- _What the task asks_: Go through the listing and copy each line with the string "JSON".

[start Data to process]

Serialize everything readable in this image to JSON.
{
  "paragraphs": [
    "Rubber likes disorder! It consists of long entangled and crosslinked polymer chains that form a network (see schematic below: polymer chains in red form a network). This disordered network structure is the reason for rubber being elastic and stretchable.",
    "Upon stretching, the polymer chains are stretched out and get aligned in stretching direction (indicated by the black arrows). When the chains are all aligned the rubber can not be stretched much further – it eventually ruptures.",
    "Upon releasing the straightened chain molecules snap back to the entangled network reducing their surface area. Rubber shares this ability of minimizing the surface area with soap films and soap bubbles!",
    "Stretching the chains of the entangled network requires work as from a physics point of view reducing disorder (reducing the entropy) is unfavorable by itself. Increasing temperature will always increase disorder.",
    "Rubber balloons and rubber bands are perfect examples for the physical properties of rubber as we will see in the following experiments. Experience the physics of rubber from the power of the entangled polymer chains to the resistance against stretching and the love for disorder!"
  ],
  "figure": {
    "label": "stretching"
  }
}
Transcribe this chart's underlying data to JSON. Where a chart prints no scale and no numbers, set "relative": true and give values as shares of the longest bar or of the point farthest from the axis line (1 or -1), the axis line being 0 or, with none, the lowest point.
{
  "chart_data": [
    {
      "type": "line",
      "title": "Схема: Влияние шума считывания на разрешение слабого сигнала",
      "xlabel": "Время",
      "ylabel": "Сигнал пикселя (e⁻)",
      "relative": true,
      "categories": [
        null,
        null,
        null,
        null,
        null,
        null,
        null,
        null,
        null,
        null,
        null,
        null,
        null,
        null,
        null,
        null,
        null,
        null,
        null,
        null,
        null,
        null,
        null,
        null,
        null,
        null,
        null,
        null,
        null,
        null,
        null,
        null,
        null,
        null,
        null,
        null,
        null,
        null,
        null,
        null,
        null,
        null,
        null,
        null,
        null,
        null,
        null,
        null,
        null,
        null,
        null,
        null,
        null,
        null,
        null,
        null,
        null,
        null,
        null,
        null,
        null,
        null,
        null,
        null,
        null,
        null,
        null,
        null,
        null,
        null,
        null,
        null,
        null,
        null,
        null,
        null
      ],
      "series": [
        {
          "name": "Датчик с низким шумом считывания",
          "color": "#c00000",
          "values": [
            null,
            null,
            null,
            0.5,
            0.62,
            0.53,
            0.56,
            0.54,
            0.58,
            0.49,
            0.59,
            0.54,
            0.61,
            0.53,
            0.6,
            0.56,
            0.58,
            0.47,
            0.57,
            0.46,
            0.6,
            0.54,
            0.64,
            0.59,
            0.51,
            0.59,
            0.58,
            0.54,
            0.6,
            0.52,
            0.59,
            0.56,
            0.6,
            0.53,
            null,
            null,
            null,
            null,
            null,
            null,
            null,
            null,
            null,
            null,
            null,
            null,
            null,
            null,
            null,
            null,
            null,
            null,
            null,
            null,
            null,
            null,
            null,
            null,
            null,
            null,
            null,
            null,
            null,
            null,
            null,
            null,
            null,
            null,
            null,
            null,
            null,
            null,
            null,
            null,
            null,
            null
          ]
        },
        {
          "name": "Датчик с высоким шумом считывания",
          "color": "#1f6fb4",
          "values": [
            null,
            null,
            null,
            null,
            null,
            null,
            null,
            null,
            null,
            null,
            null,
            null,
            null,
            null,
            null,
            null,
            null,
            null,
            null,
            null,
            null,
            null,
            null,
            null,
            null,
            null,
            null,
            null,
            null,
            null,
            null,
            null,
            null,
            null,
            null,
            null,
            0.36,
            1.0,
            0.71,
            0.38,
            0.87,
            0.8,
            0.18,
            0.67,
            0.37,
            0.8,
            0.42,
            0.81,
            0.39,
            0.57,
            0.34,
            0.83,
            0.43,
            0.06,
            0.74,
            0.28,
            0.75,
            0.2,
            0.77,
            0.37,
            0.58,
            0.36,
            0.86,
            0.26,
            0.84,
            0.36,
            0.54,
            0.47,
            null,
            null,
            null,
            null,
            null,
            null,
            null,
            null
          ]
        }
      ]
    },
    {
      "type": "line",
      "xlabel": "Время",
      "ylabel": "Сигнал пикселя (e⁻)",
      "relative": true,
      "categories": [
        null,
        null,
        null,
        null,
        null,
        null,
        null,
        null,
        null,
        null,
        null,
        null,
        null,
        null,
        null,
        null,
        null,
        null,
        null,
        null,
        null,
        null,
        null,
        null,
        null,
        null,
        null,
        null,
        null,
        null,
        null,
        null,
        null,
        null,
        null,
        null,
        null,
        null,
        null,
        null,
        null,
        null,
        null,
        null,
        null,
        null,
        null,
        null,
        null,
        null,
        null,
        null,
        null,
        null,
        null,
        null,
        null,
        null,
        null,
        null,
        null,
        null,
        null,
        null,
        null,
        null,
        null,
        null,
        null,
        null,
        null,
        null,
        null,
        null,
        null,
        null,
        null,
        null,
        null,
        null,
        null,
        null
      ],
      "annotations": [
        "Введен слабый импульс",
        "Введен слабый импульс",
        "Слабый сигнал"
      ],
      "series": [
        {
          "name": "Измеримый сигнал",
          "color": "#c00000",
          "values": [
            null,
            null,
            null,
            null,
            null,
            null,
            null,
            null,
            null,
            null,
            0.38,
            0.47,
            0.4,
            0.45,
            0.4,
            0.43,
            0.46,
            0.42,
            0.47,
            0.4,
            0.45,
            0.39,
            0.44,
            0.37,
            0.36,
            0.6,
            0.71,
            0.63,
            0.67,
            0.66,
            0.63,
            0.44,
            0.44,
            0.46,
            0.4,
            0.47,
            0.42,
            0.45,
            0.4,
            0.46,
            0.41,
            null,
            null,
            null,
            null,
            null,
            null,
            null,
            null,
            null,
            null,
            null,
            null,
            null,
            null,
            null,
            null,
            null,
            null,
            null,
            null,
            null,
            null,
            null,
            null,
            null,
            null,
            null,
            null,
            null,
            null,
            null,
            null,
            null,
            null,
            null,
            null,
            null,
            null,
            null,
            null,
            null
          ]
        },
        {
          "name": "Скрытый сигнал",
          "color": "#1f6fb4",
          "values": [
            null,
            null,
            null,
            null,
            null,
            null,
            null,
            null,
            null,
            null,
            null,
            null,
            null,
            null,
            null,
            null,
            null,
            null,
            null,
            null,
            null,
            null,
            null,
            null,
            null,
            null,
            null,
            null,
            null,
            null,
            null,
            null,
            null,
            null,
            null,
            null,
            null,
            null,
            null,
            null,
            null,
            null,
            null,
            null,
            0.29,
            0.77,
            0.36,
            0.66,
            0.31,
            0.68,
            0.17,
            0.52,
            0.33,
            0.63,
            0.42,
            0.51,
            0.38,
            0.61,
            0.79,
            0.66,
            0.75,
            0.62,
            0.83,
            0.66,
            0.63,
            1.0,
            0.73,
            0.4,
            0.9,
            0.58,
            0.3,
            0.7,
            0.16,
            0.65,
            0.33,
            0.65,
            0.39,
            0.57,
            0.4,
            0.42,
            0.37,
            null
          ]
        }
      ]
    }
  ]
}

[end Data to process]

- _Exercise result_:
Serialize everything readable in this image to JSON.
Transcribe this chart's underlying data to JSON. Where a chart prints no scale and no numbers, set "relative": true and give values as shares of the longest bar or of the point farthest from the axis line (1 or -1), the axis line being 0 or, with none, the lowest point.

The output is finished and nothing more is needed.